start

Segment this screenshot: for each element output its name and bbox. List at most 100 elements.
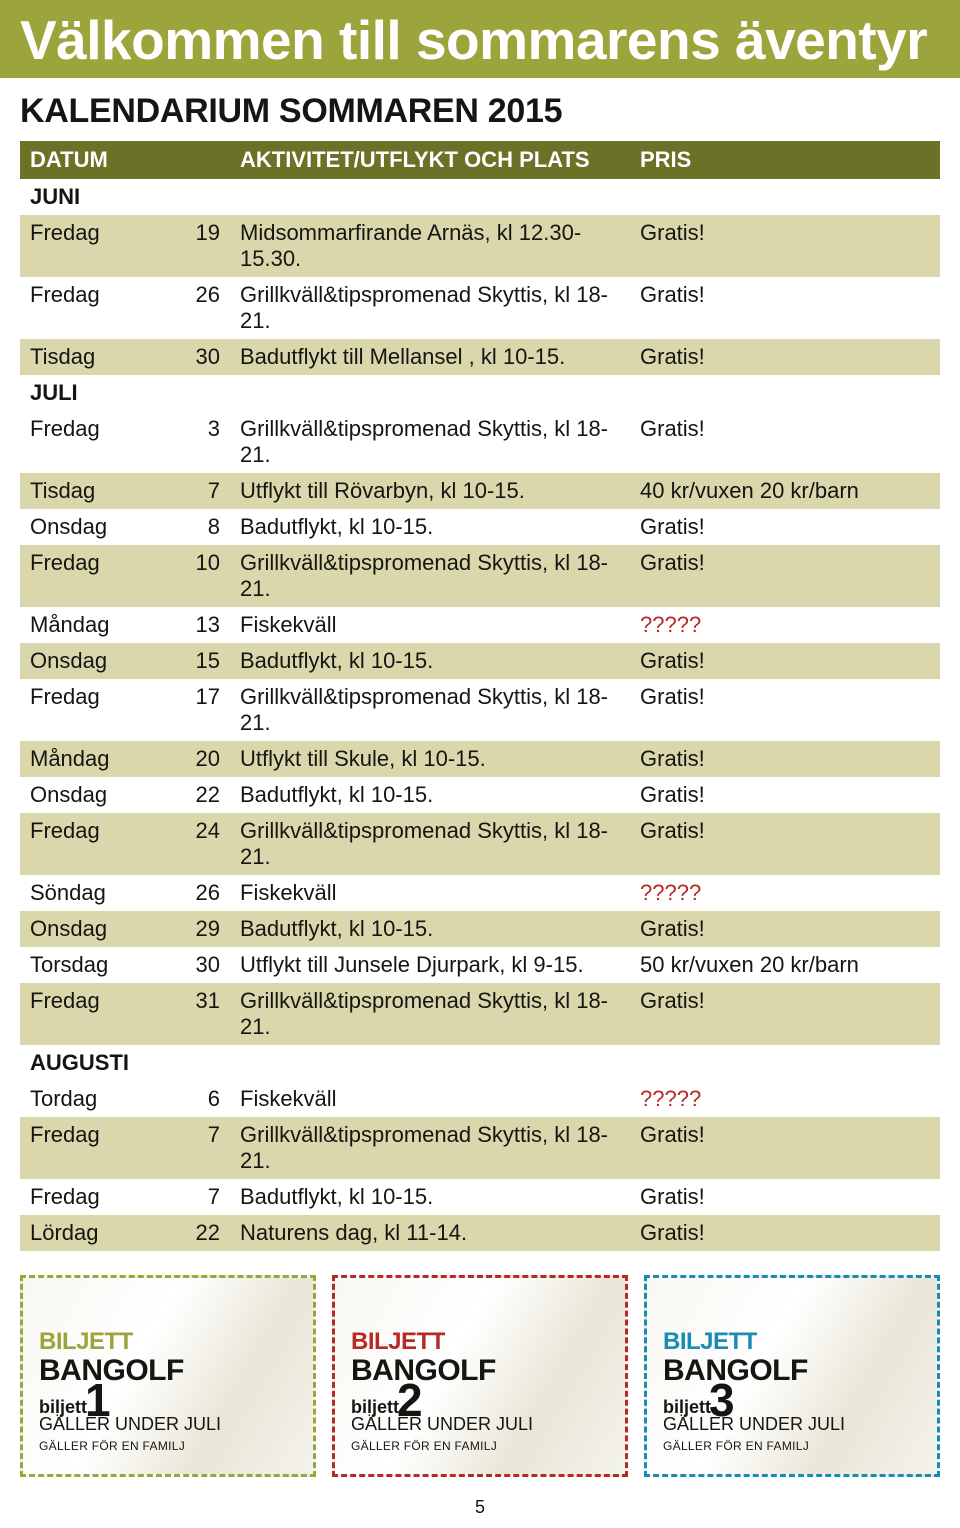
cell-activity: Badutflykt, kl 10-15.	[230, 643, 630, 679]
cell-daynum: 26	[165, 277, 230, 339]
table-row: Måndag13Fiskekväll?????	[20, 607, 940, 643]
cell-weekday: Fredag	[20, 983, 165, 1045]
cell-weekday: Onsdag	[20, 643, 165, 679]
ticket-valid-text: GÄLLER UNDER JULI	[39, 1414, 297, 1435]
cell-activity: Grillkväll&tipspromenad Skyttis, kl 18-2…	[230, 411, 630, 473]
cell-weekday: Fredag	[20, 813, 165, 875]
title-bar: Välkommen till sommarens äventyr	[0, 0, 960, 78]
table-row: Fredag19Midsommarfirande Arnäs, kl 12.30…	[20, 215, 940, 277]
cell-daynum: 13	[165, 607, 230, 643]
ticket-bangolf-label: BANGOLF	[663, 1354, 921, 1388]
cell-activity: Grillkväll&tipspromenad Skyttis, kl 18-2…	[230, 813, 630, 875]
cell-weekday: Måndag	[20, 607, 165, 643]
cell-weekday: Onsdag	[20, 911, 165, 947]
cell-activity: Badutflykt, kl 10-15.	[230, 509, 630, 545]
table-row: Torsdag30Utflykt till Junsele Djurpark, …	[20, 947, 940, 983]
cell-price: Gratis!	[630, 643, 940, 679]
cell-price: 50 kr/vuxen 20 kr/barn	[630, 947, 940, 983]
table-header: DATUM AKTIVITET/UTFLYKT OCH PLATS PRIS	[20, 141, 940, 179]
cell-price: Gratis!	[630, 777, 940, 813]
cell-activity: Grillkväll&tipspromenad Skyttis, kl 18-2…	[230, 983, 630, 1045]
month-label: JULI	[20, 375, 165, 411]
ticket-valid-text: GÄLLER UNDER JULI	[351, 1414, 609, 1435]
table-body: JUNIFredag19Midsommarfirande Arnäs, kl 1…	[20, 179, 940, 1251]
ticket-biljett-label: BILJETT	[351, 1328, 609, 1356]
table-row: Fredag7Badutflykt, kl 10-15.Gratis!	[20, 1179, 940, 1215]
table-row: Fredag7Grillkväll&tipspromenad Skyttis, …	[20, 1117, 940, 1179]
cell-daynum: 6	[165, 1081, 230, 1117]
ticket: BILJETTBANGOLFbiljett1GÄLLER UNDER JULIG…	[20, 1275, 316, 1477]
table-row: Tordag6Fiskekväll?????	[20, 1081, 940, 1117]
ticket-family-text: GÄLLER FÖR EN FAMILJ	[39, 1439, 297, 1453]
cell-activity: Midsommarfirande Arnäs, kl 12.30-15.30.	[230, 215, 630, 277]
cell-weekday: Tisdag	[20, 473, 165, 509]
month-row: JUNI	[20, 179, 940, 215]
table-row: Fredag17Grillkväll&tipspromenad Skyttis,…	[20, 679, 940, 741]
cell-price: ?????	[630, 607, 940, 643]
ticket-number: 1	[85, 1384, 111, 1416]
cell-activity: Fiskekväll	[230, 1081, 630, 1117]
cell-daynum: 10	[165, 545, 230, 607]
ticket: BILJETTBANGOLFbiljett2GÄLLER UNDER JULIG…	[332, 1275, 628, 1477]
table-row: Onsdag15Badutflykt, kl 10-15.Gratis!	[20, 643, 940, 679]
cell-weekday: Fredag	[20, 1179, 165, 1215]
cell-activity: Grillkväll&tipspromenad Skyttis, kl 18-2…	[230, 1117, 630, 1179]
cell-activity: Badutflykt, kl 10-15.	[230, 911, 630, 947]
ticket: BILJETTBANGOLFbiljett3GÄLLER UNDER JULIG…	[644, 1275, 940, 1477]
ticket-number-row: biljett2	[351, 1384, 609, 1418]
cell-weekday: Fredag	[20, 679, 165, 741]
cell-daynum: 8	[165, 509, 230, 545]
cell-weekday: Måndag	[20, 741, 165, 777]
cell-weekday: Fredag	[20, 215, 165, 277]
cell-weekday: Onsdag	[20, 777, 165, 813]
cell-price: Gratis!	[630, 215, 940, 277]
cell-weekday: Torsdag	[20, 947, 165, 983]
cell-weekday: Onsdag	[20, 509, 165, 545]
cell-daynum: 15	[165, 643, 230, 679]
cell-price: Gratis!	[630, 509, 940, 545]
cell-price: ?????	[630, 875, 940, 911]
cell-daynum: 7	[165, 1117, 230, 1179]
cell-weekday: Lördag	[20, 1215, 165, 1251]
cell-weekday: Tordag	[20, 1081, 165, 1117]
ticket-number: 3	[709, 1384, 735, 1416]
cell-activity: Fiskekväll	[230, 607, 630, 643]
cell-daynum: 26	[165, 875, 230, 911]
cell-weekday: Fredag	[20, 1117, 165, 1179]
tickets-row: BILJETTBANGOLFbiljett1GÄLLER UNDER JULIG…	[0, 1251, 960, 1487]
subtitle: KALENDARIUM SOMMAREN 2015	[0, 78, 960, 141]
table-row: Fredag10Grillkväll&tipspromenad Skyttis,…	[20, 545, 940, 607]
cell-activity: Badutflykt till Mellansel , kl 10-15.	[230, 339, 630, 375]
cell-activity: Badutflykt, kl 10-15.	[230, 1179, 630, 1215]
table-row: Fredag26Grillkväll&tipspromenad Skyttis,…	[20, 277, 940, 339]
cell-price: Gratis!	[630, 1179, 940, 1215]
ticket-bangolf-label: BANGOLF	[351, 1354, 609, 1388]
cell-activity: Utflykt till Skule, kl 10-15.	[230, 741, 630, 777]
table-row: Tisdag30Badutflykt till Mellansel , kl 1…	[20, 339, 940, 375]
cell-price: Gratis!	[630, 411, 940, 473]
cell-price: Gratis!	[630, 741, 940, 777]
month-row: JULI	[20, 375, 940, 411]
cell-activity: Naturens dag, kl 11-14.	[230, 1215, 630, 1251]
cell-activity: Badutflykt, kl 10-15.	[230, 777, 630, 813]
ticket-biljett-label: BILJETT	[663, 1328, 921, 1356]
cell-price: Gratis!	[630, 1117, 940, 1179]
ticket-valid-text: GÄLLER UNDER JULI	[663, 1414, 921, 1435]
cell-activity: Utflykt till Junsele Djurpark, kl 9-15.	[230, 947, 630, 983]
cell-daynum: 24	[165, 813, 230, 875]
cell-price: Gratis!	[630, 545, 940, 607]
cell-price: ?????	[630, 1081, 940, 1117]
cell-daynum: 17	[165, 679, 230, 741]
cell-daynum: 7	[165, 1179, 230, 1215]
page: Välkommen till sommarens äventyr KALENDA…	[0, 0, 960, 1528]
cell-price: Gratis!	[630, 339, 940, 375]
cell-price: 40 kr/vuxen 20 kr/barn	[630, 473, 940, 509]
table-row: Fredag24Grillkväll&tipspromenad Skyttis,…	[20, 813, 940, 875]
ticket-number: 2	[397, 1384, 423, 1416]
cell-price: Gratis!	[630, 983, 940, 1045]
cell-daynum: 31	[165, 983, 230, 1045]
header-price: PRIS	[630, 141, 940, 179]
page-number: 5	[0, 1487, 960, 1528]
cell-weekday: Fredag	[20, 277, 165, 339]
ticket-number-row: biljett1	[39, 1384, 297, 1418]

end

-- EXERCISE --
Copy out all of the rows above word for word, leaving out the pictures.

-- CORRECT RESPONSE --
Segment this screenshot: for each element output its name and bbox. List at most 100 elements.
cell-activity: Badutflykt, kl 10-15.	[230, 643, 630, 679]
cell-daynum: 26	[165, 277, 230, 339]
table-row: Måndag13Fiskekväll?????	[20, 607, 940, 643]
cell-weekday: Fredag	[20, 983, 165, 1045]
cell-weekday: Onsdag	[20, 643, 165, 679]
ticket-valid-text: GÄLLER UNDER JULI	[39, 1414, 297, 1435]
cell-activity: Grillkväll&tipspromenad Skyttis, kl 18-2…	[230, 411, 630, 473]
cell-weekday: Fredag	[20, 813, 165, 875]
title-bar: Välkommen till sommarens äventyr	[0, 0, 960, 78]
table-row: Fredag19Midsommarfirande Arnäs, kl 12.30…	[20, 215, 940, 277]
cell-daynum: 13	[165, 607, 230, 643]
ticket-bangolf-label: BANGOLF	[663, 1354, 921, 1388]
cell-activity: Grillkväll&tipspromenad Skyttis, kl 18-2…	[230, 813, 630, 875]
cell-weekday: Måndag	[20, 607, 165, 643]
cell-weekday: Onsdag	[20, 911, 165, 947]
cell-activity: Badutflykt, kl 10-15.	[230, 509, 630, 545]
table-row: Torsdag30Utflykt till Junsele Djurpark, …	[20, 947, 940, 983]
cell-price: Gratis!	[630, 643, 940, 679]
cell-price: 50 kr/vuxen 20 kr/barn	[630, 947, 940, 983]
table-header: DATUM AKTIVITET/UTFLYKT OCH PLATS PRIS	[20, 141, 940, 179]
cell-price: Gratis!	[630, 777, 940, 813]
cell-activity: Grillkväll&tipspromenad Skyttis, kl 18-2…	[230, 983, 630, 1045]
month-label: JULI	[20, 375, 165, 411]
ticket-valid-text: GÄLLER UNDER JULI	[351, 1414, 609, 1435]
table-body: JUNIFredag19Midsommarfirande Arnäs, kl 1…	[20, 179, 940, 1251]
ticket-biljett-label: BILJETT	[351, 1328, 609, 1356]
table-row: Fredag7Badutflykt, kl 10-15.Gratis!	[20, 1179, 940, 1215]
table-row: Fredag7Grillkväll&tipspromenad Skyttis, …	[20, 1117, 940, 1179]
cell-daynum: 6	[165, 1081, 230, 1117]
ticket: BILJETTBANGOLFbiljett1GÄLLER UNDER JULIG…	[20, 1275, 316, 1477]
table-row: Tordag6Fiskekväll?????	[20, 1081, 940, 1117]
ticket-family-text: GÄLLER FÖR EN FAMILJ	[39, 1439, 297, 1453]
cell-activity: Midsommarfirande Arnäs, kl 12.30-15.30.	[230, 215, 630, 277]
cell-weekday: Tisdag	[20, 473, 165, 509]
month-row: JUNI	[20, 179, 940, 215]
table-row: Fredag17Grillkväll&tipspromenad Skyttis,…	[20, 679, 940, 741]
cell-price: ?????	[630, 607, 940, 643]
ticket-number: 1	[85, 1384, 111, 1416]
cell-activity: Fiskekväll	[230, 1081, 630, 1117]
cell-daynum: 10	[165, 545, 230, 607]
ticket: BILJETTBANGOLFbiljett2GÄLLER UNDER JULIG…	[332, 1275, 628, 1477]
table-row: Onsdag15Badutflykt, kl 10-15.Gratis!	[20, 643, 940, 679]
cell-weekday: Fredag	[20, 1179, 165, 1215]
cell-activity: Grillkväll&tipspromenad Skyttis, kl 18-2…	[230, 1117, 630, 1179]
cell-activity: Badutflykt, kl 10-15.	[230, 911, 630, 947]
ticket: BILJETTBANGOLFbiljett3GÄLLER UNDER JULIG…	[644, 1275, 940, 1477]
ticket-number-row: biljett2	[351, 1384, 609, 1418]
cell-weekday: Fredag	[20, 679, 165, 741]
cell-daynum: 8	[165, 509, 230, 545]
cell-weekday: Måndag	[20, 741, 165, 777]
cell-weekday: Fredag	[20, 215, 165, 277]
cell-weekday: Onsdag	[20, 777, 165, 813]
cell-price: Gratis!	[630, 215, 940, 277]
cell-weekday: Torsdag	[20, 947, 165, 983]
cell-weekday: Onsdag	[20, 509, 165, 545]
cell-daynum: 15	[165, 643, 230, 679]
cell-price: Gratis!	[630, 509, 940, 545]
cell-price: ?????	[630, 875, 940, 911]
cell-daynum: 7	[165, 1117, 230, 1179]
cell-weekday: Lördag	[20, 1215, 165, 1251]
cell-weekday: Tordag	[20, 1081, 165, 1117]
ticket-number: 3	[709, 1384, 735, 1416]
cell-activity: Fiskekväll	[230, 607, 630, 643]
cell-daynum: 26	[165, 875, 230, 911]
cell-weekday: Fredag	[20, 1117, 165, 1179]
tickets-row: BILJETTBANGOLFbiljett1GÄLLER UNDER JULIG…	[0, 1251, 960, 1487]
subtitle: KALENDARIUM SOMMAREN 2015	[0, 78, 960, 141]
table-row: Fredag10Grillkväll&tipspromenad Skyttis,…	[20, 545, 940, 607]
cell-activity: Badutflykt till Mellansel , kl 10-15.	[230, 339, 630, 375]
cell-activity: Badutflykt, kl 10-15.	[230, 1179, 630, 1215]
table-row: Fredag26Grillkväll&tipspromenad Skyttis,…	[20, 277, 940, 339]
cell-price: Gratis!	[630, 1179, 940, 1215]
ticket-bangolf-label: BANGOLF	[351, 1354, 609, 1388]
cell-activity: Utflykt till Skule, kl 10-15.	[230, 741, 630, 777]
table-row: Tisdag30Badutflykt till Mellansel , kl 1…	[20, 339, 940, 375]
cell-price: Gratis!	[630, 411, 940, 473]
cell-price: Gratis!	[630, 741, 940, 777]
month-row: JULI	[20, 375, 940, 411]
cell-activity: Naturens dag, kl 11-14.	[230, 1215, 630, 1251]
cell-activity: Badutflykt, kl 10-15.	[230, 777, 630, 813]
ticket-biljett-label: BILJETT	[663, 1328, 921, 1356]
cell-price: Gratis!	[630, 1117, 940, 1179]
ticket-valid-text: GÄLLER UNDER JULI	[663, 1414, 921, 1435]
cell-activity: Utflykt till Junsele Djurpark, kl 9-15.	[230, 947, 630, 983]
cell-daynum: 24	[165, 813, 230, 875]
cell-price: Gratis!	[630, 545, 940, 607]
cell-price: ?????	[630, 1081, 940, 1117]
cell-daynum: 17	[165, 679, 230, 741]
cell-daynum: 7	[165, 1179, 230, 1215]
page: Välkommen till sommarens äventyr KALENDA…	[0, 0, 960, 1528]
cell-price: Gratis!	[630, 339, 940, 375]
cell-price: 40 kr/vuxen 20 kr/barn	[630, 473, 940, 509]
table-row: Fredag24Grillkväll&tipspromenad Skyttis,…	[20, 813, 940, 875]
ticket-number: 2	[397, 1384, 423, 1416]
cell-price: Gratis!	[630, 983, 940, 1045]
cell-daynum: 31	[165, 983, 230, 1045]
header-price: PRIS	[630, 141, 940, 179]
page-number: 5	[0, 1487, 960, 1528]
cell-weekday: Fredag	[20, 277, 165, 339]
ticket-number-row: biljett1	[39, 1384, 297, 1418]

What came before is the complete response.